Text block –
# Evaluating discovered update rules on Sokoban

This colab demonstrates how to instantiate the `Disco103` update rule and use it for training an RL agent on the `Sokoban` environment.

The repository also contains `ActorCritic` and `PolicyGradient` update rules and a CPU version of `Catch`; feel free to explore and repurpose this code for your needs.

In [1]:
# @title Install the package.

# !pip install git+https://github.com/google-deepmind/disco_rl.git

import collections

import chex
import jax
import jax.numpy as jnp
import numpy as np
import pandas as pd
import rlax
import seaborn as sns
import tqdm

# Types & utils
from disco_rl import types
from disco_rl import utils

# Environments
from disco_rl.environments import base as base_env
from disco_rl.environments import jittable_envs

# Learning
from disco_rl import agent as agent_lib

axis_name = 'i'  # for parallelisation

In [2]:
# @title Gym to Disco environment adapter for Sokoban

import sys
import os

# Add sokoban directory to path (works from colabs directory)
sokoban_path = os.path.join(os.path.dirname(os.getcwd()), 'sokoban')
if sokoban_path not in sys.path:
  sys.path.insert(0, sokoban_path)

from sokoban import mathisfun_sokoban as mfs
import dm_env
from dm_env import specs

class GymToDiscoEnv(base_env.Environment):
  """Adapter that wraps Gymnasium Sokoban environment for Disco RL."""

(Layout dataset entries)
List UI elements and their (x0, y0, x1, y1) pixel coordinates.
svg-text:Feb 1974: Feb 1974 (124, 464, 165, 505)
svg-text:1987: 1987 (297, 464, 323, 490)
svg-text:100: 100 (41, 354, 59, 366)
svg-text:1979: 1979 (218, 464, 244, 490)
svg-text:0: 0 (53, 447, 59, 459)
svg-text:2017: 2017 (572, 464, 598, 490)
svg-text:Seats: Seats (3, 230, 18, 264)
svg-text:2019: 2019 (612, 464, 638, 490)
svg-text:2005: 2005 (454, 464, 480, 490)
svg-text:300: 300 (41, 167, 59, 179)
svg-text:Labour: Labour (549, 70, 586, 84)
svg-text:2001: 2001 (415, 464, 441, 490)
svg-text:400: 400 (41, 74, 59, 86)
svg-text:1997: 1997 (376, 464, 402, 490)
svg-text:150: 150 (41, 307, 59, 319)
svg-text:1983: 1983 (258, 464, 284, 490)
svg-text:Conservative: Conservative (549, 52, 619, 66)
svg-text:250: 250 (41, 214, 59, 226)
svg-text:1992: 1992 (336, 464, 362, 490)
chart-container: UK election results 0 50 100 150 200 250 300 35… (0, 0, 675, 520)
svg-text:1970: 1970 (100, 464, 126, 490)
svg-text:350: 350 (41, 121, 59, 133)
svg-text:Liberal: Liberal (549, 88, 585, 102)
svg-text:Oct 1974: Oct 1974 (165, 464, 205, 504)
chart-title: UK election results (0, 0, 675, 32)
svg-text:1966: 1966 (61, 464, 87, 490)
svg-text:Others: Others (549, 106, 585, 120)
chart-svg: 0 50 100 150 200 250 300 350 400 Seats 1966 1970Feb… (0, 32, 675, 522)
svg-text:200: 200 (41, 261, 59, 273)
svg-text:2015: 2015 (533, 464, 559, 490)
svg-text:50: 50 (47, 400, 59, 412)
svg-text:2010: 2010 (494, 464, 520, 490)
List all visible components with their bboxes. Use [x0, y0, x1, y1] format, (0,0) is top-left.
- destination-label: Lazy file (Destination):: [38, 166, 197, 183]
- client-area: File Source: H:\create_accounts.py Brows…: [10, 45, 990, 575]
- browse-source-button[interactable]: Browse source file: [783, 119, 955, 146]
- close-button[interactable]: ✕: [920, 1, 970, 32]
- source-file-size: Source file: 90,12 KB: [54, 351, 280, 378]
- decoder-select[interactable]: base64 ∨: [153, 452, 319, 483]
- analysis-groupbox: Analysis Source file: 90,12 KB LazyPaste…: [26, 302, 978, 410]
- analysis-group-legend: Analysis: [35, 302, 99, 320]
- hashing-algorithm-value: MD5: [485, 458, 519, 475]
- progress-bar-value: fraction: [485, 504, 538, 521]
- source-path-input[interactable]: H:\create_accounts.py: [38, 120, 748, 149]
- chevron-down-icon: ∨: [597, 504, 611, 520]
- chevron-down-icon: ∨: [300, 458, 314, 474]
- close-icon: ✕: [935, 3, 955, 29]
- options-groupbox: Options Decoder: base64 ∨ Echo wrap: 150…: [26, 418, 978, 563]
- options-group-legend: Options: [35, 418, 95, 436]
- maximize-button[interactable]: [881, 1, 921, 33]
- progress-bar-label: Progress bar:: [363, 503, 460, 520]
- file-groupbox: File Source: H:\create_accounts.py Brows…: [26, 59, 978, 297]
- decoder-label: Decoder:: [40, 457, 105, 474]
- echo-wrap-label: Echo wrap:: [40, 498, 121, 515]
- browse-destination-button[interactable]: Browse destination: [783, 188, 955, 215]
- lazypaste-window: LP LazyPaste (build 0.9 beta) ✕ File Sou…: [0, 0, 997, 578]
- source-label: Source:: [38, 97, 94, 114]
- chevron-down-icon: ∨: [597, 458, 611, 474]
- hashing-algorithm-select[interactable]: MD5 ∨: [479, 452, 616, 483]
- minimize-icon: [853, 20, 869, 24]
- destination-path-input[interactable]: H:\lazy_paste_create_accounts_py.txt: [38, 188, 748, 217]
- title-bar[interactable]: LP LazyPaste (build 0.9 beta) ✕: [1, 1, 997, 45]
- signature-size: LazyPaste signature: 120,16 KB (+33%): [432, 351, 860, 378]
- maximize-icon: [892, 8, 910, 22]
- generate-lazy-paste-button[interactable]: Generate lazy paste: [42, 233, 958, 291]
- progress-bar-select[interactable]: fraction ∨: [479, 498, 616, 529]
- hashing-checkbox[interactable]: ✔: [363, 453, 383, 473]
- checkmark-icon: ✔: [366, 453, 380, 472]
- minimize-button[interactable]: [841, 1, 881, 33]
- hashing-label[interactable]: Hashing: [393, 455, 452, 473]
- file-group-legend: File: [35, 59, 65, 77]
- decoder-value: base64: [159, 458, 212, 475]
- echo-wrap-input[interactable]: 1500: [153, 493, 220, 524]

Directions –
a - Print the Sokoban notebook from "This colab demonstrates" to "Install the package.".
b - Besides `Disco103`, which update rules does the Sokoban notebook say the repository contains?
c - Pick up the Sokoban notebook after its last line and keep writing it.

Exercise results –
a -
This colab demonstrates how to instantiate the `Disco103` update rule and use it for training an RL agent on the `Sokoban` environment.

The repository also contains `ActorCritic` and `PolicyGradient` update rules and a CPU version of `Catch`; feel free to explore and repurpose this code for your needs.

In [1]:
# @title Install the package.

b - `ActorCritic` and `PolicyGradient`.

c -
  def __init__(self, batch_size: int = 1, gamma: float = 0.99, seed: int = 0):
    self.batch_size = batch_size
    self.gamma = gamma
    
    # Create the gym environment
    self._gym_env = mfs.MathIsFunSokoban()
    # Reset to initialize
    self._gym_env.reset(seed=seed)
    
  def single_observation_spec(self) -> types.Specs:
    """Returns the observation spec."""
    obs_space = self._gym_env.observation_space
    # Convert to float32 and normalize to [0, 1]
    return {
      'observation': specs.Array(
        shape=obs_space.shape,
        dtype=jnp.float32,
        name='observation'
      )
    }
  
  def single_action_spec(self) -> types.ActionSpec:
    """Returns the action spec."""
    n = self._gym_env.action_space.n
    return specs.BoundedArray(
      shape=(),
      dtype=jnp.int32,
      minimum=0,
      maximum=n - 1,
      name='action'
    )
  
  def reset(
      self, rng_key: chex.PRNGKey
  ) -> tuple[dict, types.EnvironmentTimestep]:
    """Resets the environment."""
    # Use seed from rng if available, otherwise use default
    obs, info = self._gym_env.reset()
    
    # Normalize observation to [0, 1] and convert to float32
    obs_normalized = jnp.asarray(obs, dtype=jnp.float32) / 255.0
    
    timestep = types.EnvironmentTimestep(
      observation={'observation': obs_normalized},
      step_type=jnp.array(dm_env.StepType.FIRST, dtype=jnp.int32),
      reward=jnp.array(0.0, dtype=jnp.float32)
    )
    
    return {}, timestep
  
  def step(
      self, state: dict, actions: chex.ArrayTree
  ) -> tuple[dict, types.EnvironmentTimestep]:
    """Steps the environment."""
    # Extract action (handle batched case)
    actions_array = jnp.asarray(actions)
    if actions_array.shape == ():
      action = int(actions_array)
    elif len(actions_array.shape) == 1 and actions_array.shape[0] == 1:
      action = int(actions_array[0])
    else:
      action = int(actions_array.flatten()[0])
    
    obs, reward, terminated, truncated, info = self._gym_env.step(action)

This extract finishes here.